• Written problem:
Reproduce every record below exactly as written, but leave out any pictures.

= = = = =

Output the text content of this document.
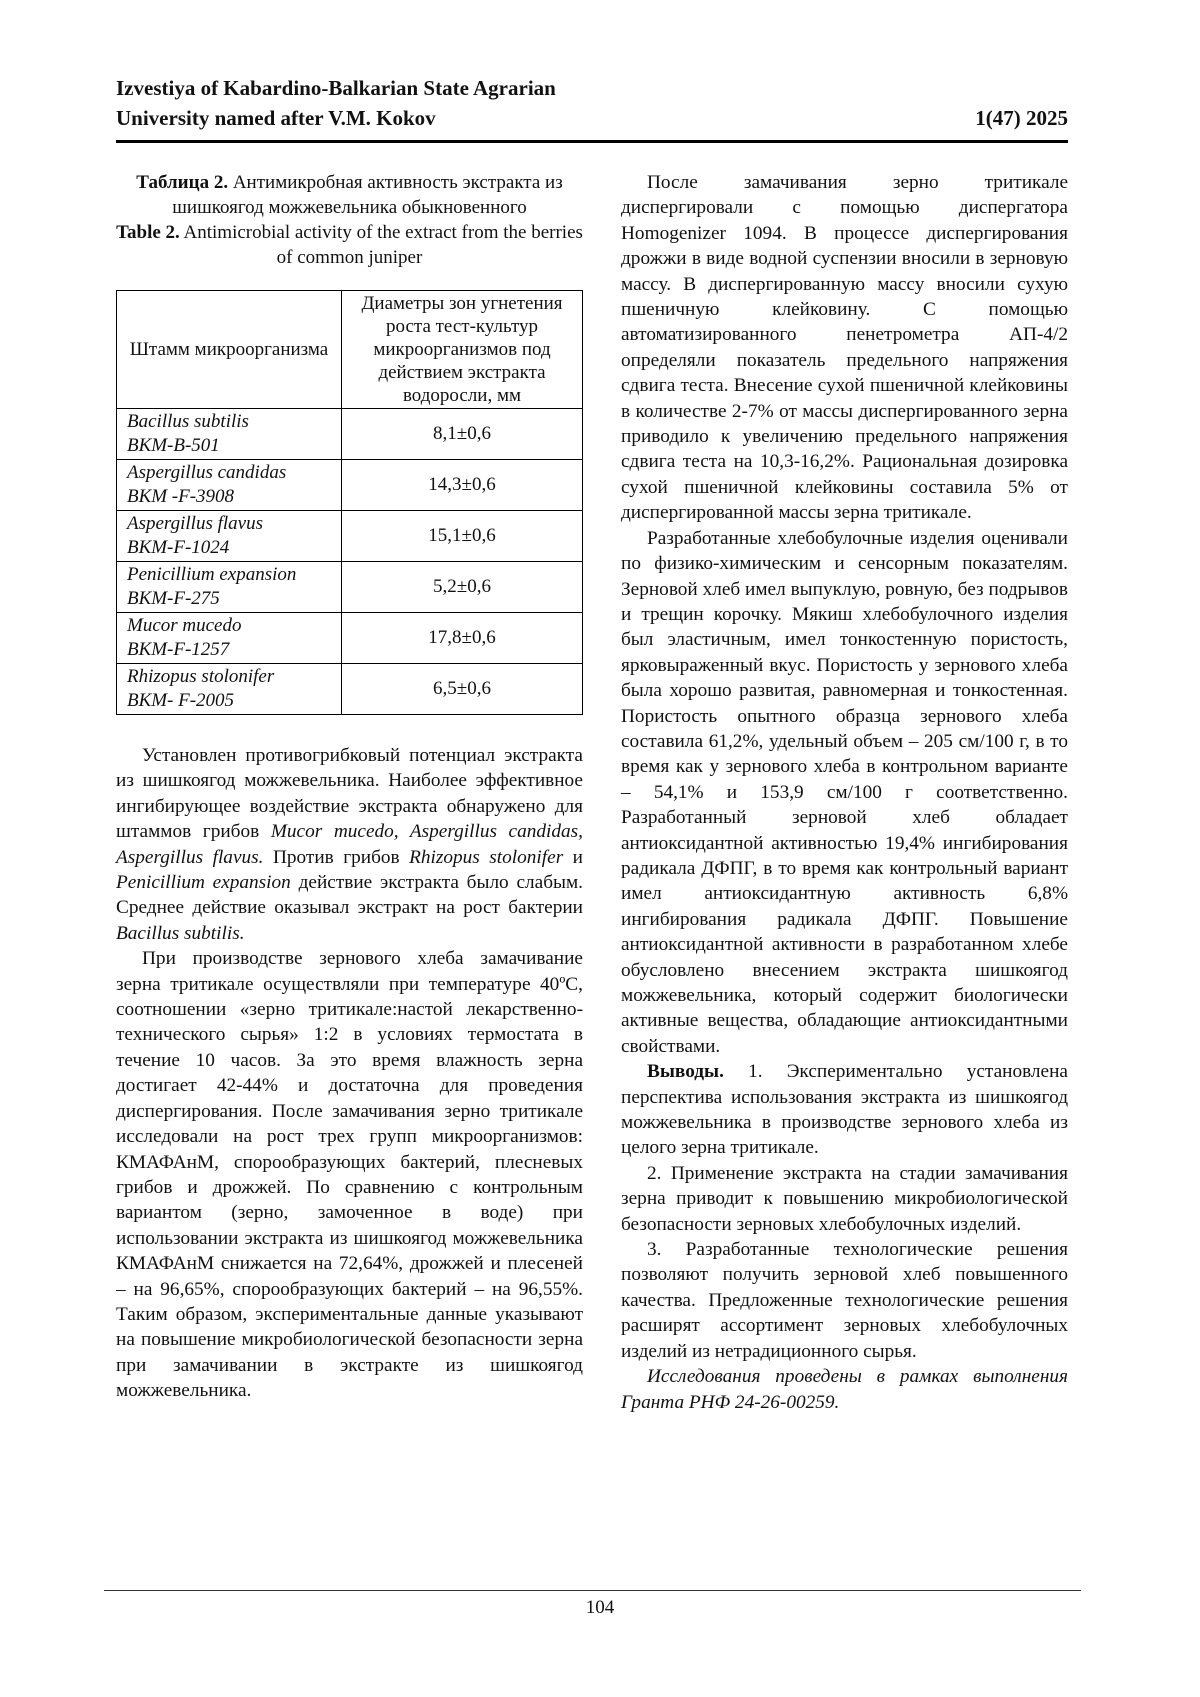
Izvestiya of Kabardino-Balkarian State Agrarian
University named after V.M. Kokov	1(47) 2025
Таблица 2. Антимикробная активность экстракта из шишкоягод можжевельника обыкновенного
Table 2. Antimicrobial activity of the extract from the berries of common juniper
Штамм микроорганизма	Диаметры зон угнетения роста тест-культур микроорганизмов под действием экстракта водоросли, мм

Bacillus subtilis
ВКМ-В-501	8,1±0,6

Aspergillus candidas
ВКМ -F-3908	14,3±0,6

Aspergillus flavus
ВКМ-F-1024	15,1±0,6

Penicillium expansion
ВКМ-F-275	5,2±0,6

Mucor mucedo
ВКМ-F-1257	17,8±0,6

Rhizopus stolonifer
ВКМ- F-2005	6,5±0,6

Установлен противогрибковый потенциал экстракта из шишкоягод можжевельника. Наиболее эффективное ингибирующее воздействие экстракта обнаружено для штаммов грибов Mucor mucedo, Aspergillus candidas, Aspergillus flavus. Против грибов Rhizopus stolonifer и Penicillium expansion действие экстракта было слабым. Среднее действие оказывал экстракт на рост бактерии Bacillus subtilis.

При производстве зернового хлеба замачивание зерна тритикале осуществляли при температуре 40ºС, соотношении «зерно тритикале:настой лекарственно-технического сырья» 1:2 в условиях термостата в течение 10 часов. За это время влажность зерна достигает 42-44% и достаточна для проведения диспергирования. После замачивания зерно тритикале исследовали на рост трех групп микроорганизмов: КМАФАнМ, спорообразующих бактерий, плесневых грибов и дрожжей. По сравнению с контрольным вариантом (зерно, замоченное в воде) при использовании экстракта из шишкоягод можжевельника КМАФАнМ снижается на 72,64%, дрожжей и плесеней – на 96,65%, спорообразующих бактерий – на 96,55%. Таким образом, экспериментальные данные указывают на повышение микробиологической безопасности зерна при замачивании в экстракте из шишкоягод можжевельника.

После замачивания зерно тритикале диспергировали с помощью диспергатора Homogenizer 1094. В процессе диспергирования дрожжи в виде водной суспензии вносили в зерновую массу. В диспергированную массу вносили сухую пшеничную клейковину. С помощью автоматизированного пенетрометра АП-4/2 определяли показатель предельного напряжения сдвига теста. Внесение сухой пшеничной клейковины в количестве 2-7% от массы диспергированного зерна приводило к увеличению предельного напряжения сдвига теста на 10,3-16,2%. Рациональная дозировка сухой пшеничной клейковины составила 5% от диспергированной массы зерна тритикале.

Разработанные хлебобулочные изделия оценивали по физико-химическим и сенсорным показателям. Зерновой хлеб имел выпуклую, ровную, без подрывов и трещин корочку. Мякиш хлебобулочного изделия был эластичным, имел тонкостенную пористость, ярковыраженный вкус. Пористость у зернового хлеба была хорошо развитая, равномерная и тонкостенная. Пористость опытного образца зернового хлеба составила 61,2%, удельный объем – 205 см/100 г, в то время как у зернового хлеба в контрольном варианте – 54,1% и 153,9 см/100 г соответственно. Разработанный зерновой хлеб обладает антиоксидантной активностью 19,4% ингибирования радикала ДФПГ, в то время как контрольный вариант имел антиоксидантную активность 6,8% ингибирования радикала ДФПГ. Повышение антиоксидантной активности в разработанном хлебе обусловлено внесением экстракта шишкоягод можжевельника, который содержит биологически активные вещества, обладающие антиоксидантными свойствами.

Выводы. 1. Экспериментально установлена перспектива использования экстракта из шишкоягод можжевельника в производстве зернового хлеба из целого зерна тритикале.

2. Применение экстракта на стадии замачивания зерна приводит к повышению микробиологической безопасности зерновых хлебобулочных изделий.

3. Разработанные технологические решения позволяют получить зерновой хлеб повышенного качества. Предложенные технологические решения расширят ассортимент зерновых хлебобулочных изделий из нетрадиционного сырья.

Исследования проведены в рамках выполнения Гранта РНФ 24-26-00259.

104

= = = = =

• Output of the task:
Output the text content of this document.
Izvestiya of Kabardino-Balkarian State Agrarian
University named after V.M. Kokov	1(47) 2025
Таблица 2. Антимикробная активность экстракта из шишкоягод можжевельника обыкновенного
Table 2. Antimicrobial activity of the extract from the berries of common juniper
Штамм микроорганизма	Диаметры зон угнетения роста тест-культур микроорганизмов под действием экстракта водоросли, мм

Bacillus subtilis
ВКМ-В-501	8,1±0,6

Aspergillus candidas
ВКМ -F-3908	14,3±0,6

Aspergillus flavus
ВКМ-F-1024	15,1±0,6

Penicillium expansion
ВКМ-F-275	5,2±0,6

Mucor mucedo
ВКМ-F-1257	17,8±0,6

Rhizopus stolonifer
ВКМ- F-2005	6,5±0,6

Установлен противогрибковый потенциал экстракта из шишкоягод можжевельника. Наиболее эффективное ингибирующее воздействие экстракта обнаружено для штаммов грибов Mucor mucedo, Aspergillus candidas, Aspergillus flavus. Против грибов Rhizopus stolonifer и Penicillium expansion действие экстракта было слабым. Среднее действие оказывал экстракт на рост бактерии Bacillus subtilis.

При производстве зернового хлеба замачивание зерна тритикале осуществляли при температуре 40ºС, соотношении «зерно тритикале:настой лекарственно-технического сырья» 1:2 в условиях термостата в течение 10 часов. За это время влажность зерна достигает 42-44% и достаточна для проведения диспергирования. После замачивания зерно тритикале исследовали на рост трех групп микроорганизмов: КМАФАнМ, спорообразующих бактерий, плесневых грибов и дрожжей. По сравнению с контрольным вариантом (зерно, замоченное в воде) при использовании экстракта из шишкоягод можжевельника КМАФАнМ снижается на 72,64%, дрожжей и плесеней – на 96,65%, спорообразующих бактерий – на 96,55%. Таким образом, экспериментальные данные указывают на повышение микробиологической безопасности зерна при замачивании в экстракте из шишкоягод можжевельника.

После замачивания зерно тритикале диспергировали с помощью диспергатора Homogenizer 1094. В процессе диспергирования дрожжи в виде водной суспензии вносили в зерновую массу. В диспергированную массу вносили сухую пшеничную клейковину. С помощью автоматизированного пенетрометра АП-4/2 определяли показатель предельного напряжения сдвига теста. Внесение сухой пшеничной клейковины в количестве 2-7% от массы диспергированного зерна приводило к увеличению предельного напряжения сдвига теста на 10,3-16,2%. Рациональная дозировка сухой пшеничной клейковины составила 5% от диспергированной массы зерна тритикале.

Разработанные хлебобулочные изделия оценивали по физико-химическим и сенсорным показателям. Зерновой хлеб имел выпуклую, ровную, без подрывов и трещин корочку. Мякиш хлебобулочного изделия был эластичным, имел тонкостенную пористость, ярковыраженный вкус. Пористость у зернового хлеба была хорошо развитая, равномерная и тонкостенная. Пористость опытного образца зернового хлеба составила 61,2%, удельный объем – 205 см/100 г, в то время как у зернового хлеба в контрольном варианте – 54,1% и 153,9 см/100 г соответственно. Разработанный зерновой хлеб обладает антиоксидантной активностью 19,4% ингибирования радикала ДФПГ, в то время как контрольный вариант имел антиоксидантную активность 6,8% ингибирования радикала ДФПГ. Повышение антиоксидантной активности в разработанном хлебе обусловлено внесением экстракта шишкоягод можжевельника, который содержит биологически активные вещества, обладающие антиоксидантными свойствами.

Выводы. 1. Экспериментально установлена перспектива использования экстракта из шишкоягод можжевельника в производстве зернового хлеба из целого зерна тритикале.

2. Применение экстракта на стадии замачивания зерна приводит к повышению микробиологической безопасности зерновых хлебобулочных изделий.

3. Разработанные технологические решения позволяют получить зерновой хлеб повышенного качества. Предложенные технологические решения расширят ассортимент зерновых хлебобулочных изделий из нетрадиционного сырья.

Исследования проведены в рамках выполнения Гранта РНФ 24-26-00259.

104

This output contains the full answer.